What is asked.
Repeat the data verbatim.

(Source records)
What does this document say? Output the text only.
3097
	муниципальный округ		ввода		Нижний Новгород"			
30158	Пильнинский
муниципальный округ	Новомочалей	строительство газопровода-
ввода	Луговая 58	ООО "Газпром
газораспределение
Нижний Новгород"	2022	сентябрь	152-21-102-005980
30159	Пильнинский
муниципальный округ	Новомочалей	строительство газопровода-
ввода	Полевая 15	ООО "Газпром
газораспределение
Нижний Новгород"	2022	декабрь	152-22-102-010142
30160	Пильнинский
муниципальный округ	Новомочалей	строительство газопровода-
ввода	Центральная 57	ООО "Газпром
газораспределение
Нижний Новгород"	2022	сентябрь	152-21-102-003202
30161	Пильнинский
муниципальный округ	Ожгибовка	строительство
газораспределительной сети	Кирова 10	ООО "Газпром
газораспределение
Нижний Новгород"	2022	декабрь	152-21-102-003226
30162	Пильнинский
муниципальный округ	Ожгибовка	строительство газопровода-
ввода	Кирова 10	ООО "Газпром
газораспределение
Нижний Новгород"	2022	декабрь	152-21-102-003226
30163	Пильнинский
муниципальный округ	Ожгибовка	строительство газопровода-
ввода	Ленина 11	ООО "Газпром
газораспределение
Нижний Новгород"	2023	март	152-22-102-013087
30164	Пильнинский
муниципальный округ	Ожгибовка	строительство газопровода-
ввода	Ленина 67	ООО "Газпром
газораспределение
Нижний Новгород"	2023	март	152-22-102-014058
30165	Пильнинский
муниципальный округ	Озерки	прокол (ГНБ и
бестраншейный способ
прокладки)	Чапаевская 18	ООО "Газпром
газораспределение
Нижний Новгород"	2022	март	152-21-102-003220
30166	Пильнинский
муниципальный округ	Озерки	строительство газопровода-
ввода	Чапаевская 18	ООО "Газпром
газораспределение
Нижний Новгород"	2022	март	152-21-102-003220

Final result.
What does this document say? Output the text only.
3097
	муниципальный округ		ввода		Нижний Новгород"			
30158	Пильнинский
муниципальный округ	Новомочалей	строительство газопровода-
ввода	Луговая 58	ООО "Газпром
газораспределение
Нижний Новгород"	2022	сентябрь	152-21-102-005980
30159	Пильнинский
муниципальный округ	Новомочалей	строительство газопровода-
ввода	Полевая 15	ООО "Газпром
газораспределение
Нижний Новгород"	2022	декабрь	152-22-102-010142
30160	Пильнинский
муниципальный округ	Новомочалей	строительство газопровода-
ввода	Центральная 57	ООО "Газпром
газораспределение
Нижний Новгород"	2022	сентябрь	152-21-102-003202
30161	Пильнинский
муниципальный округ	Ожгибовка	строительство
газораспределительной сети	Кирова 10	ООО "Газпром
газораспределение
Нижний Новгород"	2022	декабрь	152-21-102-003226
30162	Пильнинский
муниципальный округ	Ожгибовка	строительство газопровода-
ввода	Кирова 10	ООО "Газпром
газораспределение
Нижний Новгород"	2022	декабрь	152-21-102-003226
30163	Пильнинский
муниципальный округ	Ожгибовка	строительство газопровода-
ввода	Ленина 11	ООО "Газпром
газораспределение
Нижний Новгород"	2023	март	152-22-102-013087
30164	Пильнинский
муниципальный округ	Ожгибовка	строительство газопровода-
ввода	Ленина 67	ООО "Газпром
газораспределение
Нижний Новгород"	2023	март	152-22-102-014058
30165	Пильнинский
муниципальный округ	Озерки	прокол (ГНБ и
бестраншейный способ
прокладки)	Чапаевская 18	ООО "Газпром
газораспределение
Нижний Новгород"	2022	март	152-21-102-003220
30166	Пильнинский
муниципальный округ	Озерки	строительство газопровода-
ввода	Чапаевская 18	ООО "Газпром
газораспределение
Нижний Новгород"	2022	март	152-21-102-003220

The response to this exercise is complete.